GIVEN PROBLEM: Each of the entries should be retyped precisely as it appears.
## BEGIN RECORDED DATA
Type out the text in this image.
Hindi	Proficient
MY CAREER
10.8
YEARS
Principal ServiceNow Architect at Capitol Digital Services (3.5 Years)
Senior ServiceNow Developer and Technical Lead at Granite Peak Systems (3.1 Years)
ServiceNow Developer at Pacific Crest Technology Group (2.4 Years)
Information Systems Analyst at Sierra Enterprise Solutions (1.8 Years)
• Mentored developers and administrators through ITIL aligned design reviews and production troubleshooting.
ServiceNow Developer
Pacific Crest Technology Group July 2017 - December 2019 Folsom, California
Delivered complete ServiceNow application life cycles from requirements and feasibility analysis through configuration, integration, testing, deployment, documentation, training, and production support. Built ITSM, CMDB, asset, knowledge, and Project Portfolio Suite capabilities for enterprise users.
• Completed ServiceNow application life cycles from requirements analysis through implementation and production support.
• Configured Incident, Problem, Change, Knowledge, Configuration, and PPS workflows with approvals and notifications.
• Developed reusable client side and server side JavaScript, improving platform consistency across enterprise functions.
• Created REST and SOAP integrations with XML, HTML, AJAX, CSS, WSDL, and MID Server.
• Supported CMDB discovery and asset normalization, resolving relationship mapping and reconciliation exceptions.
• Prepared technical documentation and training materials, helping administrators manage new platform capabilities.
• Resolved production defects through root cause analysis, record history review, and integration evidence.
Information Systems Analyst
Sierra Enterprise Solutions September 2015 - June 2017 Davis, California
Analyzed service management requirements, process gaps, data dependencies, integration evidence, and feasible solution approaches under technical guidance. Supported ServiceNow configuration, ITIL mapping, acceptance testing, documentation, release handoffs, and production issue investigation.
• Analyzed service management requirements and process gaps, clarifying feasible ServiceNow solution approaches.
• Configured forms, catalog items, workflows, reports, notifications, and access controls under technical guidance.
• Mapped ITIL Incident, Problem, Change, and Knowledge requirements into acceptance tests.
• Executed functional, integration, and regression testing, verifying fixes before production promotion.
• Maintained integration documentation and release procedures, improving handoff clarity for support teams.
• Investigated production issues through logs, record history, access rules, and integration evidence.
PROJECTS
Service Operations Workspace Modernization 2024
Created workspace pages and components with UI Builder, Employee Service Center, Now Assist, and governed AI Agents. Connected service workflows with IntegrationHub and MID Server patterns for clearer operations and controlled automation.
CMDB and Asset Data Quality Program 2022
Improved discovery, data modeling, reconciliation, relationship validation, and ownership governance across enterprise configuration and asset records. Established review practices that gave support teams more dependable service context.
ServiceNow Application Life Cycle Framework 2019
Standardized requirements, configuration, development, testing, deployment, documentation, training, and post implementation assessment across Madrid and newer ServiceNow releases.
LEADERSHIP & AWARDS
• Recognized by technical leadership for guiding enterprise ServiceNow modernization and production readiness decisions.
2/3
## END RECORDED DATA
IN RESPONSE:
Type out the text in this image.
Hindi	Proficient
MY CAREER
10.8
YEARS
Principal ServiceNow Architect at Capitol Digital Services (3.5 Years)
Senior ServiceNow Developer and Technical Lead at Granite Peak Systems (3.1 Years)
ServiceNow Developer at Pacific Crest Technology Group (2.4 Years)
Information Systems Analyst at Sierra Enterprise Solutions (1.8 Years)
• Mentored developers and administrators through ITIL aligned design reviews and production troubleshooting.
ServiceNow Developer
Pacific Crest Technology Group July 2017 - December 2019 Folsom, California
Delivered complete ServiceNow application life cycles from requirements and feasibility analysis through configuration, integration, testing, deployment, documentation, training, and production support. Built ITSM, CMDB, asset, knowledge, and Project Portfolio Suite capabilities for enterprise users.
• Completed ServiceNow application life cycles from requirements analysis through implementation and production support.
• Configured Incident, Problem, Change, Knowledge, Configuration, and PPS workflows with approvals and notifications.
• Developed reusable client side and server side JavaScript, improving platform consistency across enterprise functions.
• Created REST and SOAP integrations with XML, HTML, AJAX, CSS, WSDL, and MID Server.
• Supported CMDB discovery and asset normalization, resolving relationship mapping and reconciliation exceptions.
• Prepared technical documentation and training materials, helping administrators manage new platform capabilities.
• Resolved production defects through root cause analysis, record history review, and integration evidence.
Information Systems Analyst
Sierra Enterprise Solutions September 2015 - June 2017 Davis, California
Analyzed service management requirements, process gaps, data dependencies, integration evidence, and feasible solution approaches under technical guidance. Supported ServiceNow configuration, ITIL mapping, acceptance testing, documentation, release handoffs, and production issue investigation.
• Analyzed service management requirements and process gaps, clarifying feasible ServiceNow solution approaches.
• Configured forms, catalog items, workflows, reports, notifications, and access controls under technical guidance.
• Mapped ITIL Incident, Problem, Change, and Knowledge requirements into acceptance tests.
• Executed functional, integration, and regression testing, verifying fixes before production promotion.
• Maintained integration documentation and release procedures, improving handoff clarity for support teams.
• Investigated production issues through logs, record history, access rules, and integration evidence.
PROJECTS
Service Operations Workspace Modernization 2024
Created workspace pages and components with UI Builder, Employee Service Center, Now Assist, and governed AI Agents. Connected service workflows with IntegrationHub and MID Server patterns for clearer operations and controlled automation.
CMDB and Asset Data Quality Program 2022
Improved discovery, data modeling, reconciliation, relationship validation, and ownership governance across enterprise configuration and asset records. Established review practices that gave support teams more dependable service context.
ServiceNow Application Life Cycle Framework 2019
Standardized requirements, configuration, development, testing, deployment, documentation, training, and post implementation assessment across Madrid and newer ServiceNow releases.
LEADERSHIP & AWARDS
• Recognized by technical leadership for guiding enterprise ServiceNow modernization and production readiness decisions.
2/3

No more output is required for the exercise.